▸ THE TASK
Below is a set of records; restate each one word for word.
★ ★ ★
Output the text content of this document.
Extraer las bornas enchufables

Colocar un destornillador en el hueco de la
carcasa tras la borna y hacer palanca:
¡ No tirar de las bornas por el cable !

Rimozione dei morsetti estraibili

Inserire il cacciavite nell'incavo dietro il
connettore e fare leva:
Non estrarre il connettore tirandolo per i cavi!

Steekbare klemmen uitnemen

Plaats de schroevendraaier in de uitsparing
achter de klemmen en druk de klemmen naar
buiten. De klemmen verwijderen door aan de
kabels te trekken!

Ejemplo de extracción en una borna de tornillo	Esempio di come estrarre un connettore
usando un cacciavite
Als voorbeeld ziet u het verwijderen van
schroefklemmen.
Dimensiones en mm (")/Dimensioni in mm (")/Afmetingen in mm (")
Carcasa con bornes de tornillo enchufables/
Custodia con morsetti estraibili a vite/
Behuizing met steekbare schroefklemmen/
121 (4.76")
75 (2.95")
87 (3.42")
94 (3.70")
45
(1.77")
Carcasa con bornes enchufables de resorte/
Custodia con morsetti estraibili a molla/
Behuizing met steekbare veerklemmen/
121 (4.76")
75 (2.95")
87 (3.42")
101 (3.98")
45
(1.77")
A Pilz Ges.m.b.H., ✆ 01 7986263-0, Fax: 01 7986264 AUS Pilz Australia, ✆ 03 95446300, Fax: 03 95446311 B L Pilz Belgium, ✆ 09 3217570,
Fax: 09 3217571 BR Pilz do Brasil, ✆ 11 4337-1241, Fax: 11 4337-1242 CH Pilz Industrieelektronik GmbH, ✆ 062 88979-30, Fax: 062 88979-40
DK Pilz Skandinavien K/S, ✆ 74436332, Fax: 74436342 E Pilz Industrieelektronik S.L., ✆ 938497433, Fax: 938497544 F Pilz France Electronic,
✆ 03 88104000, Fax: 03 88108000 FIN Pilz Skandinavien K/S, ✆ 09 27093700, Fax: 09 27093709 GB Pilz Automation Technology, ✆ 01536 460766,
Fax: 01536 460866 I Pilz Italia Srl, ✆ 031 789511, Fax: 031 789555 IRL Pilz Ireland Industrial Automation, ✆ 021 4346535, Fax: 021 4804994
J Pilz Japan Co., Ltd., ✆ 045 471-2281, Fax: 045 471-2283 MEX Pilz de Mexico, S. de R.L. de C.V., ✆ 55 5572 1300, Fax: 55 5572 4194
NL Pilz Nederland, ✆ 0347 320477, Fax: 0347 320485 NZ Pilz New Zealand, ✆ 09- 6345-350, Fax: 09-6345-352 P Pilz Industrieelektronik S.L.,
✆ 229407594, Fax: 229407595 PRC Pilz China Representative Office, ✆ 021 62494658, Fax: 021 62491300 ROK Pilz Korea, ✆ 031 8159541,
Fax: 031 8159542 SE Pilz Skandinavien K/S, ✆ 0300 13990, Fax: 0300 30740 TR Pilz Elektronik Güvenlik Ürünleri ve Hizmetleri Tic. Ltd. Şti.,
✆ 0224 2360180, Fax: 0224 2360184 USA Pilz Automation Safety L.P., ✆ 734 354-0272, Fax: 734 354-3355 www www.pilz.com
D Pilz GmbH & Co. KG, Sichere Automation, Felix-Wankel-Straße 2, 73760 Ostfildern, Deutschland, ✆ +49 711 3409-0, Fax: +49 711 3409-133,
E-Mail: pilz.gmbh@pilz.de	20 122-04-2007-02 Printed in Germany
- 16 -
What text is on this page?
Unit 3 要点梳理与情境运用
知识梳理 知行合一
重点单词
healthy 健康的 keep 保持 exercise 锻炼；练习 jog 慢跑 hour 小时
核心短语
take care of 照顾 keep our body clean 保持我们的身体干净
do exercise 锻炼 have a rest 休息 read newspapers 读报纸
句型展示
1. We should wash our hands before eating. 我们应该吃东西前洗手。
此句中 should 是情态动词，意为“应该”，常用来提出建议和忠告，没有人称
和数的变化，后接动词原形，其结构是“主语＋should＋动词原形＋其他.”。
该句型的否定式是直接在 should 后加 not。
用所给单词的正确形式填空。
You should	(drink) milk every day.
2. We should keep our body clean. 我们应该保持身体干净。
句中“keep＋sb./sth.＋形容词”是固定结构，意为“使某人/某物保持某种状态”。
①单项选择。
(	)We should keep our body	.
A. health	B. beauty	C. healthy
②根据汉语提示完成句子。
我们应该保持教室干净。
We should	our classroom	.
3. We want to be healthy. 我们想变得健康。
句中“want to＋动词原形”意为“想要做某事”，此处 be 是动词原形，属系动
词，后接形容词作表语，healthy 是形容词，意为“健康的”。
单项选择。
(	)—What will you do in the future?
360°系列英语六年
★ ★ ★
▸ SOLUTION TO THE EXERCISE
Output the text content of this document.
Extraer las bornas enchufables

Colocar un destornillador en el hueco de la
carcasa tras la borna y hacer palanca:
¡ No tirar de las bornas por el cable !

Rimozione dei morsetti estraibili

Inserire il cacciavite nell'incavo dietro il
connettore e fare leva:
Non estrarre il connettore tirandolo per i cavi!

Steekbare klemmen uitnemen

Plaats de schroevendraaier in de uitsparing
achter de klemmen en druk de klemmen naar
buiten. De klemmen verwijderen door aan de
kabels te trekken!

Ejemplo de extracción en una borna de tornillo	Esempio di come estrarre un connettore
usando un cacciavite
Als voorbeeld ziet u het verwijderen van
schroefklemmen.
Dimensiones en mm (")/Dimensioni in mm (")/Afmetingen in mm (")
Carcasa con bornes de tornillo enchufables/
Custodia con morsetti estraibili a vite/
Behuizing met steekbare schroefklemmen/
121 (4.76")
75 (2.95")
87 (3.42")
94 (3.70")
45
(1.77")
Carcasa con bornes enchufables de resorte/
Custodia con morsetti estraibili a molla/
Behuizing met steekbare veerklemmen/
121 (4.76")
75 (2.95")
87 (3.42")
101 (3.98")
45
(1.77")
A Pilz Ges.m.b.H., ✆ 01 7986263-0, Fax: 01 7986264 AUS Pilz Australia, ✆ 03 95446300, Fax: 03 95446311 B L Pilz Belgium, ✆ 09 3217570,
Fax: 09 3217571 BR Pilz do Brasil, ✆ 11 4337-1241, Fax: 11 4337-1242 CH Pilz Industrieelektronik GmbH, ✆ 062 88979-30, Fax: 062 88979-40
DK Pilz Skandinavien K/S, ✆ 74436332, Fax: 74436342 E Pilz Industrieelektronik S.L., ✆ 938497433, Fax: 938497544 F Pilz France Electronic,
✆ 03 88104000, Fax: 03 88108000 FIN Pilz Skandinavien K/S, ✆ 09 27093700, Fax: 09 27093709 GB Pilz Automation Technology, ✆ 01536 460766,
Fax: 01536 460866 I Pilz Italia Srl, ✆ 031 789511, Fax: 031 789555 IRL Pilz Ireland Industrial Automation, ✆ 021 4346535, Fax: 021 4804994
J Pilz Japan Co., Ltd., ✆ 045 471-2281, Fax: 045 471-2283 MEX Pilz de Mexico, S. de R.L. de C.V., ✆ 55 5572 1300, Fax: 55 5572 4194
NL Pilz Nederland, ✆ 0347 320477, Fax: 0347 320485 NZ Pilz New Zealand, ✆ 09- 6345-350, Fax: 09-6345-352 P Pilz Industrieelektronik S.L.,
✆ 229407594, Fax: 229407595 PRC Pilz China Representative Office, ✆ 021 62494658, Fax: 021 62491300 ROK Pilz Korea, ✆ 031 8159541,
Fax: 031 8159542 SE Pilz Skandinavien K/S, ✆ 0300 13990, Fax: 0300 30740 TR Pilz Elektronik Güvenlik Ürünleri ve Hizmetleri Tic. Ltd. Şti.,
✆ 0224 2360180, Fax: 0224 2360184 USA Pilz Automation Safety L.P., ✆ 734 354-0272, Fax: 734 354-3355 www www.pilz.com
D Pilz GmbH & Co. KG, Sichere Automation, Felix-Wankel-Straße 2, 73760 Ostfildern, Deutschland, ✆ +49 711 3409-0, Fax: +49 711 3409-133,
E-Mail: pilz.gmbh@pilz.de	20 122-04-2007-02 Printed in Germany
- 16 -
What text is on this page?
Unit 3 要点梳理与情境运用
知识梳理 知行合一
重点单词
healthy 健康的 keep 保持 exercise 锻炼；练习 jog 慢跑 hour 小时
核心短语
take care of 照顾 keep our body clean 保持我们的身体干净
do exercise 锻炼 have a rest 休息 read newspapers 读报纸
句型展示
1. We should wash our hands before eating. 我们应该吃东西前洗手。
此句中 should 是情态动词，意为“应该”，常用来提出建议和忠告，没有人称
和数的变化，后接动词原形，其结构是“主语＋should＋动词原形＋其他.”。
该句型的否定式是直接在 should 后加 not。
用所给单词的正确形式填空。
You should	(drink) milk every day.
2. We should keep our body clean. 我们应该保持身体干净。
句中“keep＋sb./sth.＋形容词”是固定结构，意为“使某人/某物保持某种状态”。
①单项选择。
(	)We should keep our body	.
A. health	B. beauty	C. healthy
②根据汉语提示完成句子。
我们应该保持教室干净。
We should	our classroom	.
3. We want to be healthy. 我们想变得健康。
句中“want to＋动词原形”意为“想要做某事”，此处 be 是动词原形，属系动
词，后接形容词作表语，healthy 是形容词，意为“健康的”。
单项选择。
(	)—What will you do in the future?
360°系列英语六年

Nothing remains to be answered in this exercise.